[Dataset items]
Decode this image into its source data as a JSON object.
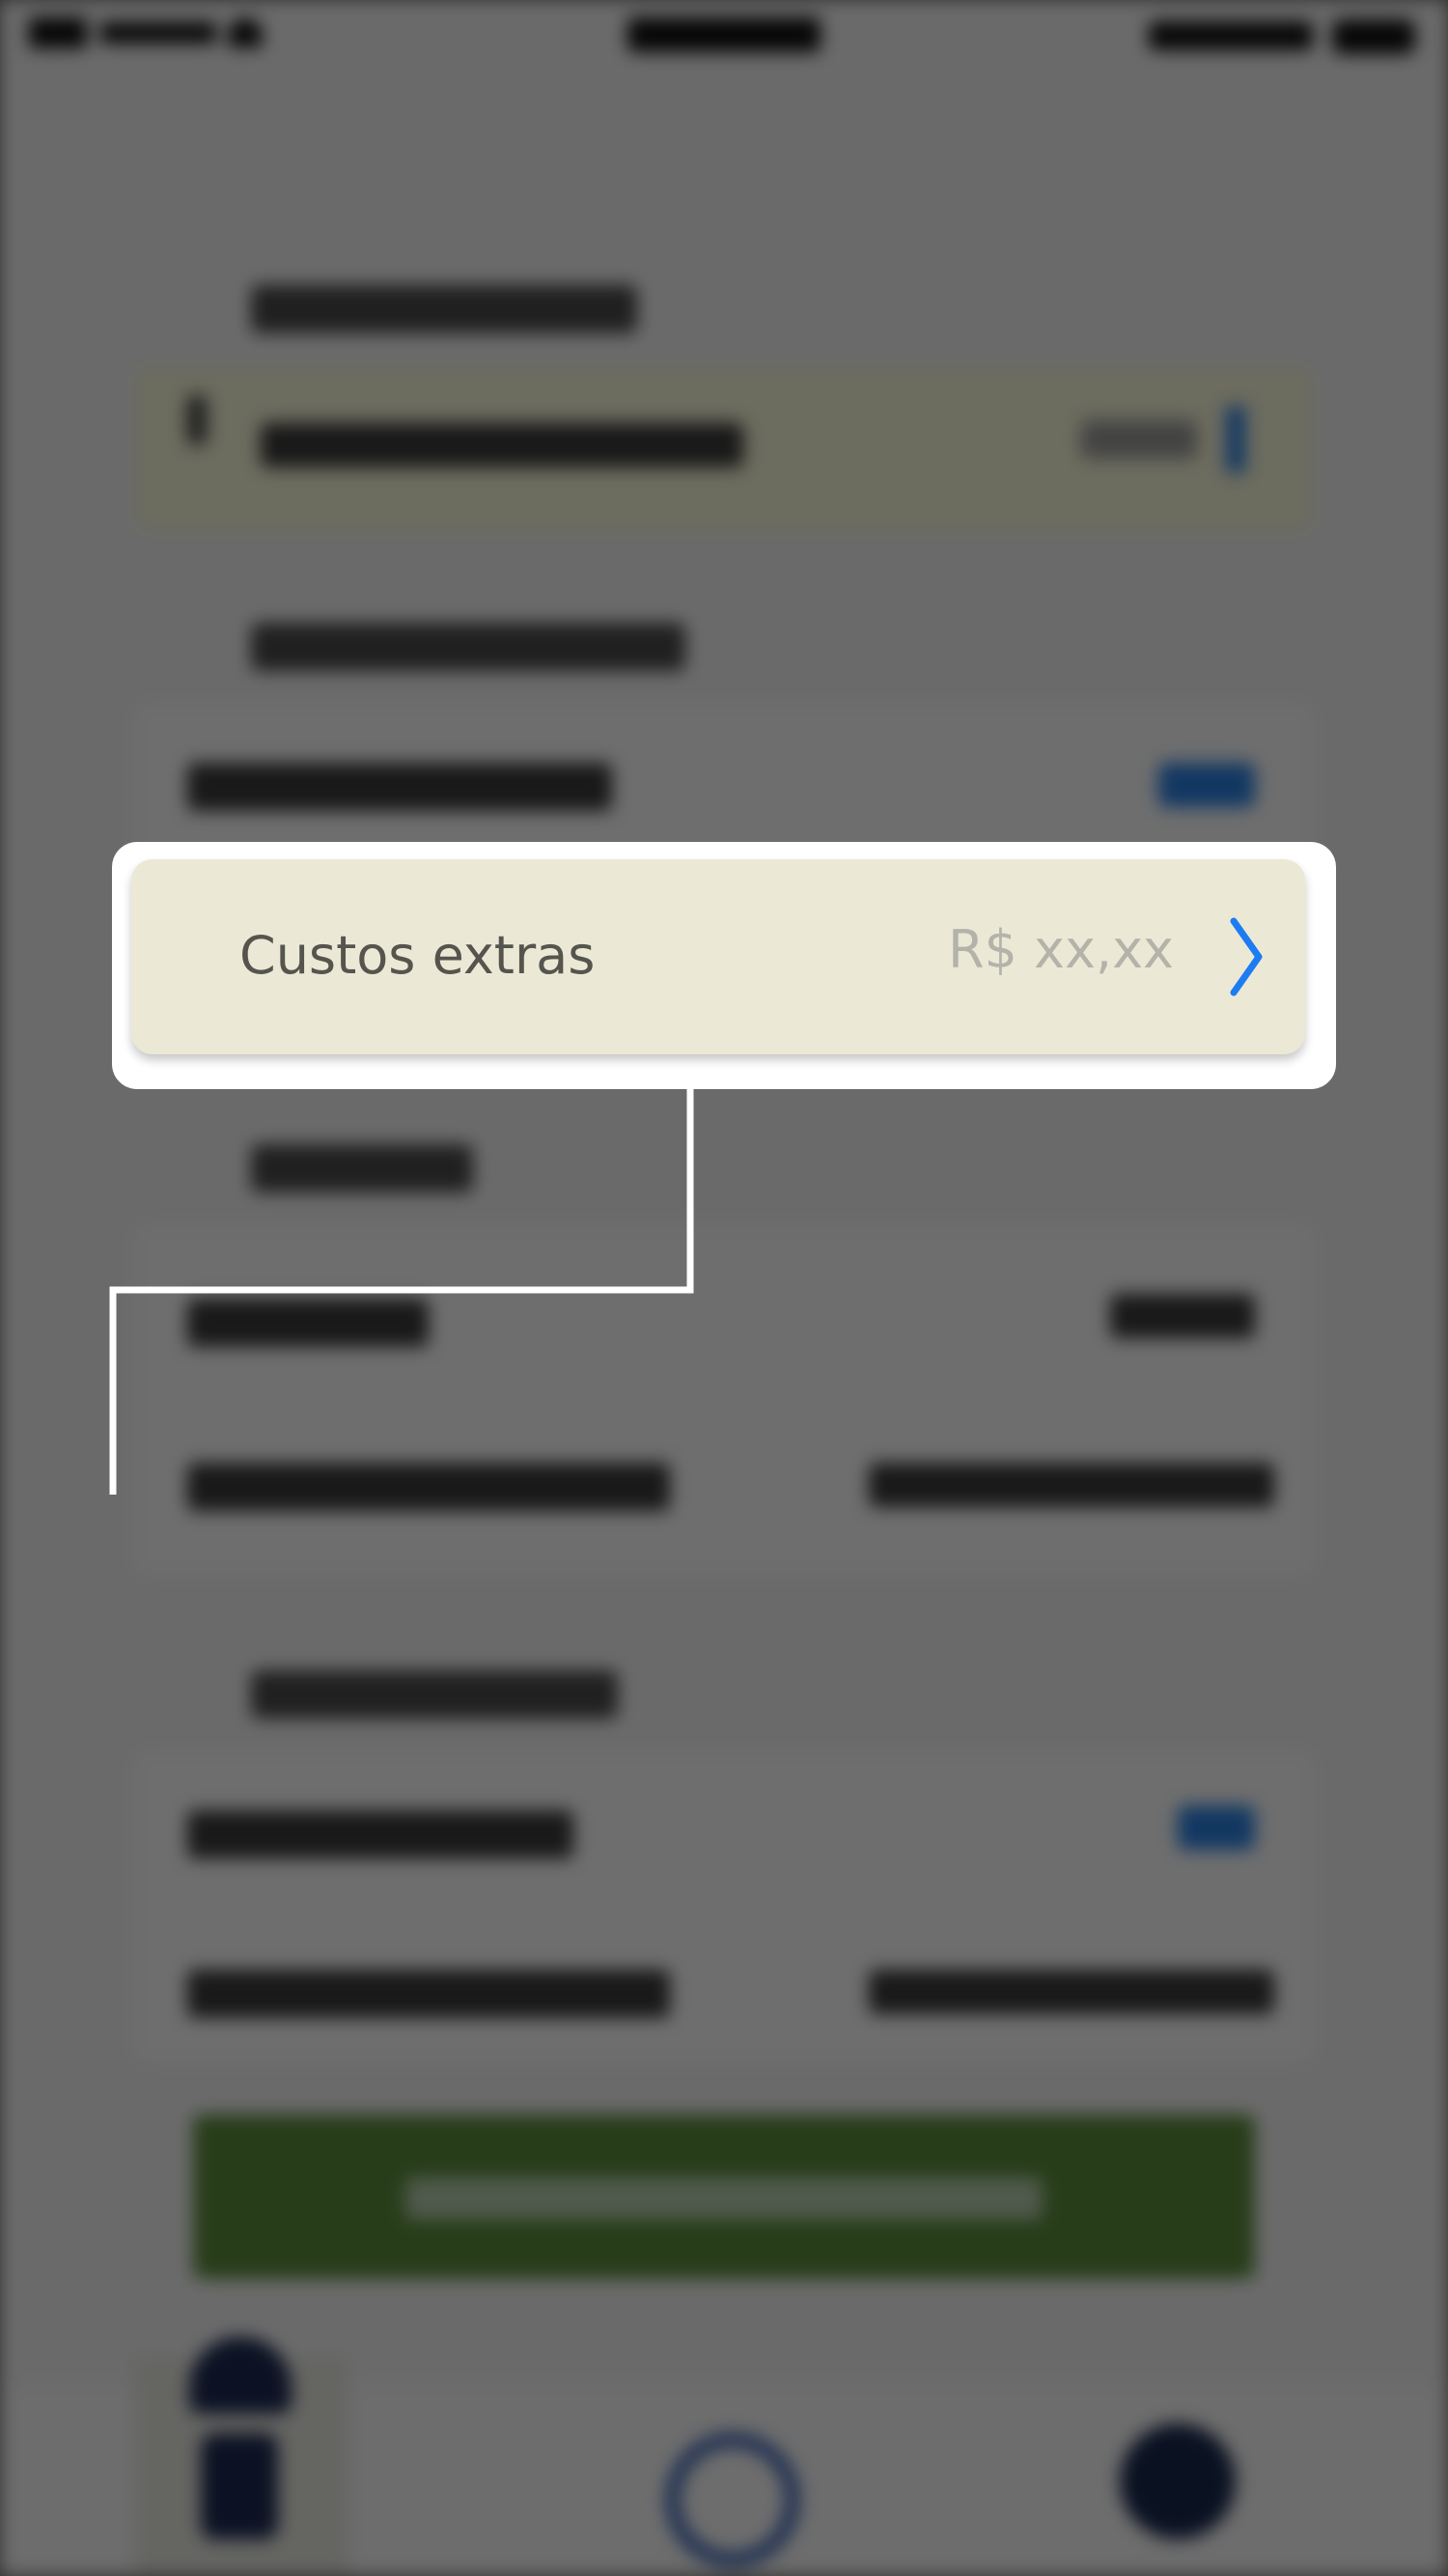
{
  "highlight": {
    "label": "Custos extras",
    "value": "R$ xx,xx"
  },
  "icons": {
    "row_chevron": "chevron-right-icon",
    "tab_1": "document-icon",
    "tab_2": "search-icon",
    "tab_3": "profile-icon"
  },
  "colors": {
    "accent_blue": "#1d7cf2",
    "highlight_row_bg": "#ebe9d6",
    "callout_outline": "#ffffff",
    "button_green": "#5a8a3a"
  }
}
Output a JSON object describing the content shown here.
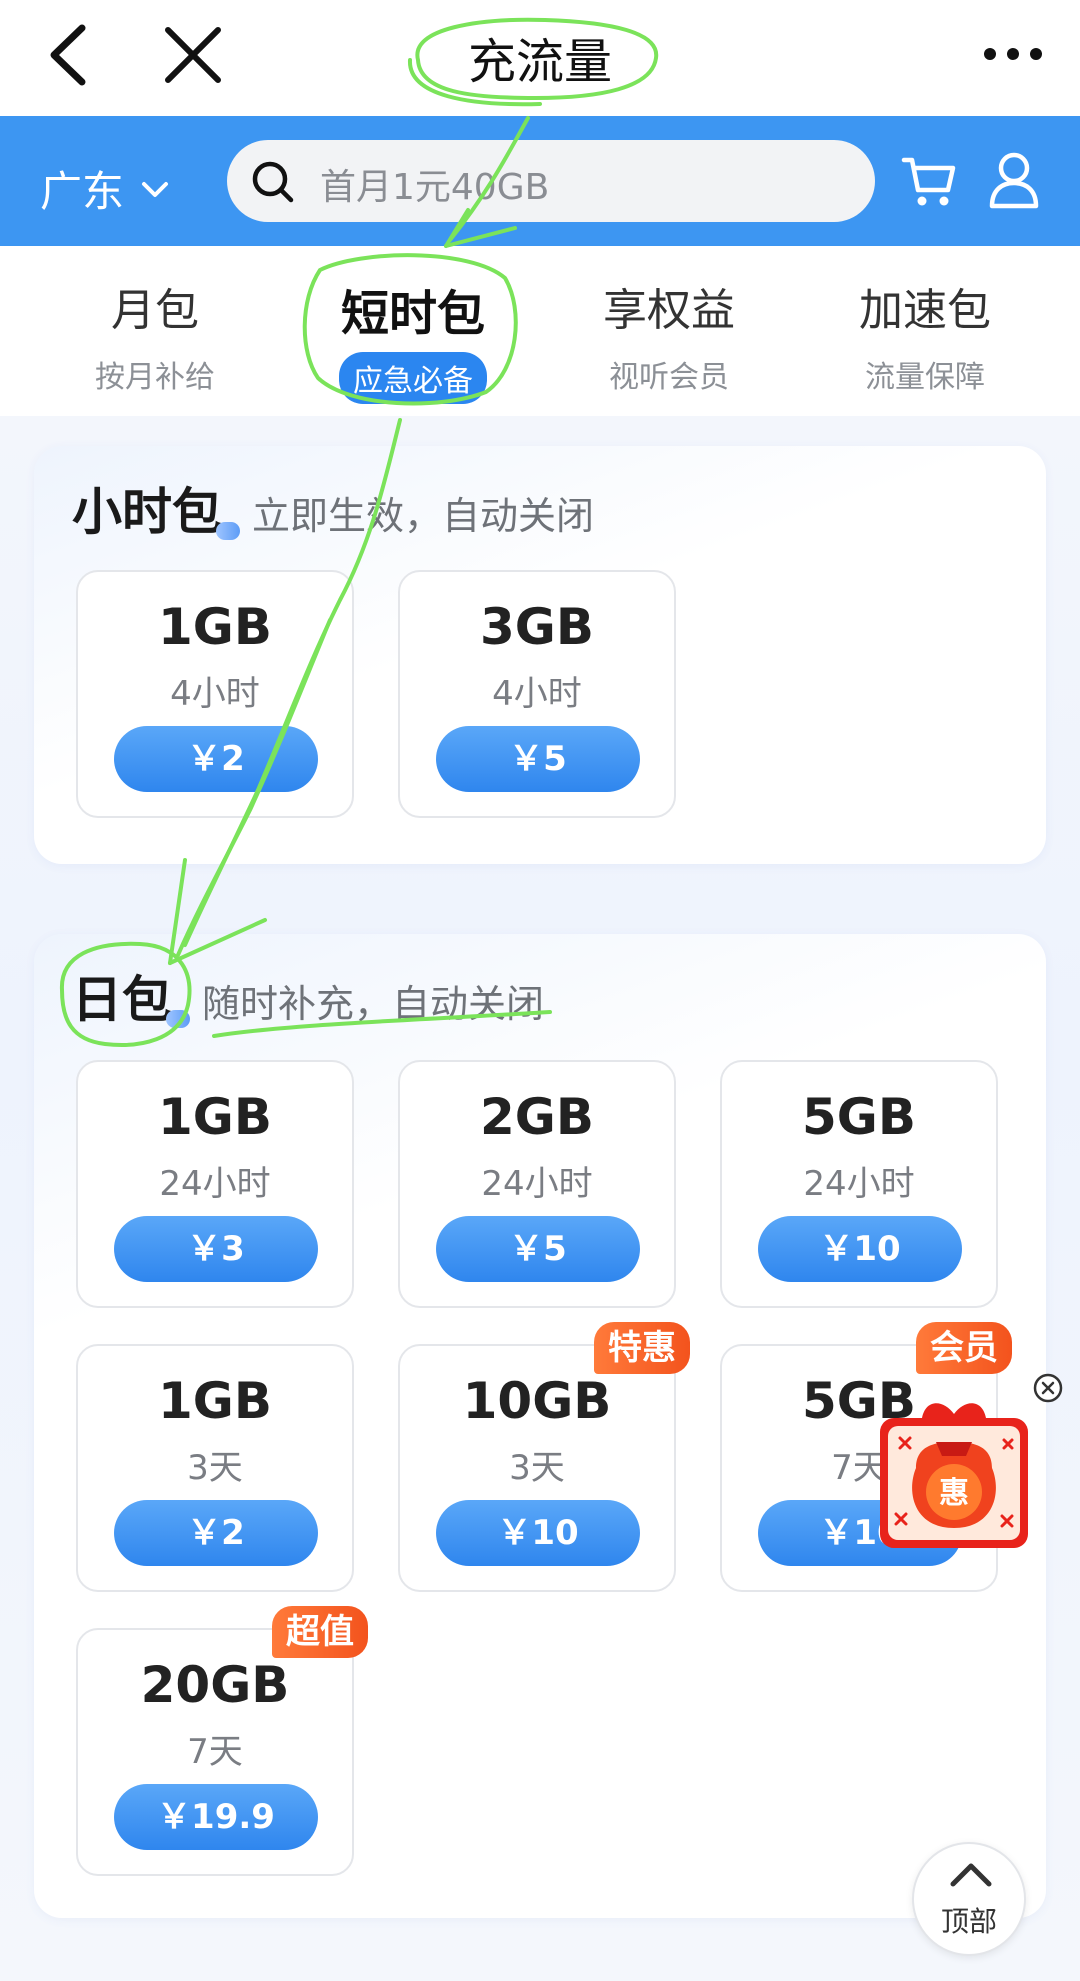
{
  "titlebar": {
    "title": "充流量",
    "back_icon": "chevron-left-icon",
    "close_icon": "close-icon",
    "more_icon": "more-dots-icon"
  },
  "searchbar": {
    "region": "广东",
    "placeholder": "首月1元40GB",
    "bg_color": "#3d96f2"
  },
  "tabs": [
    {
      "name": "月包",
      "sub": "按月补给"
    },
    {
      "name": "短时包",
      "sub": "应急必备",
      "active": true
    },
    {
      "name": "享权益",
      "sub": "视听会员"
    },
    {
      "name": "加速包",
      "sub": "流量保障"
    }
  ],
  "hour_section": {
    "title": "小时包",
    "desc": "立即生效，自动关闭",
    "cards": [
      {
        "gb": "1GB",
        "dur": "4小时",
        "price": "￥2"
      },
      {
        "gb": "3GB",
        "dur": "4小时",
        "price": "￥5"
      }
    ]
  },
  "day_section": {
    "title": "日包",
    "desc": "随时补充，自动关闭",
    "cards": [
      {
        "gb": "1GB",
        "dur": "24小时",
        "price": "￥3"
      },
      {
        "gb": "2GB",
        "dur": "24小时",
        "price": "￥5"
      },
      {
        "gb": "5GB",
        "dur": "24小时",
        "price": "￥10"
      },
      {
        "gb": "1GB",
        "dur": "3天",
        "price": "￥2"
      },
      {
        "gb": "10GB",
        "dur": "3天",
        "price": "￥10",
        "tag": "特惠"
      },
      {
        "gb": "5GB",
        "dur": "7天",
        "price": "￥10",
        "tag": "会员"
      },
      {
        "gb": "20GB",
        "dur": "7天",
        "price": "￥19.9",
        "tag": "超值"
      }
    ]
  },
  "promo": {
    "label": "惠"
  },
  "to_top": {
    "label": "顶部"
  },
  "colors": {
    "accent_blue": "#2f86ee",
    "tag_orange": "#f3531d",
    "annotation_green": "#7be35a"
  }
}
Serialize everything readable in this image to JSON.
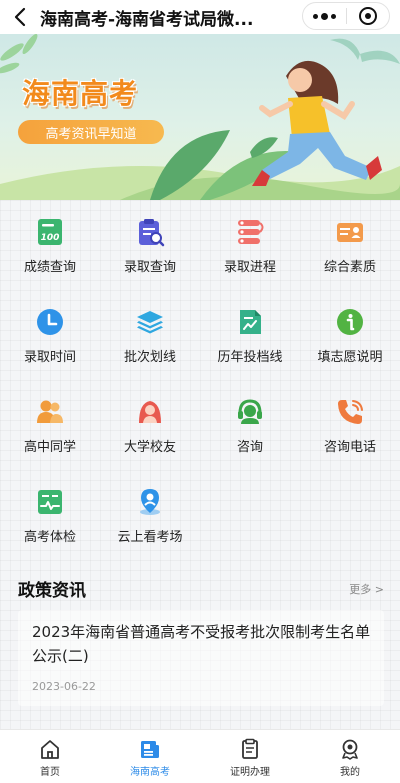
{
  "navbar": {
    "title": "海南高考-海南省考试局微..."
  },
  "banner": {
    "title": "海南高考",
    "subtitle": "高考资讯早知道"
  },
  "menu": [
    {
      "label": "成绩查询",
      "icon": "score-board-icon"
    },
    {
      "label": "录取查询",
      "icon": "clipboard-search-icon"
    },
    {
      "label": "录取进程",
      "icon": "progress-steps-icon"
    },
    {
      "label": "综合素质",
      "icon": "id-card-icon"
    },
    {
      "label": "录取时间",
      "icon": "clock-icon"
    },
    {
      "label": "批次划线",
      "icon": "layers-icon"
    },
    {
      "label": "历年投档线",
      "icon": "chart-document-icon"
    },
    {
      "label": "填志愿说明",
      "icon": "info-icon"
    },
    {
      "label": "高中同学",
      "icon": "people-icon"
    },
    {
      "label": "大学校友",
      "icon": "alumni-icon"
    },
    {
      "label": "咨询",
      "icon": "headset-icon"
    },
    {
      "label": "咨询电话",
      "icon": "phone-icon"
    },
    {
      "label": "高考体检",
      "icon": "medical-report-icon"
    },
    {
      "label": "云上看考场",
      "icon": "location-pin-icon"
    }
  ],
  "news": {
    "section_title": "政策资讯",
    "more_label": "更多 >",
    "items": [
      {
        "title": "2023年海南省普通高考不受报考批次限制考生名单公示(二)",
        "date": "2023-06-22"
      }
    ]
  },
  "tabbar": {
    "items": [
      {
        "label": "首页",
        "icon": "home-icon",
        "active": false
      },
      {
        "label": "海南高考",
        "icon": "news-icon",
        "active": true
      },
      {
        "label": "证明办理",
        "icon": "certificate-icon",
        "active": false
      },
      {
        "label": "我的",
        "icon": "profile-icon",
        "active": false
      }
    ]
  },
  "colors": {
    "accent": "#2d8be8",
    "banner_title": "#f28a1c"
  }
}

▸ **What you are asked to do**:
Filter the data, keeping only the lines that contain "document".

▸ **Result**:
    "tab_1": "document-icon",
      "icon": "chart-document-icon"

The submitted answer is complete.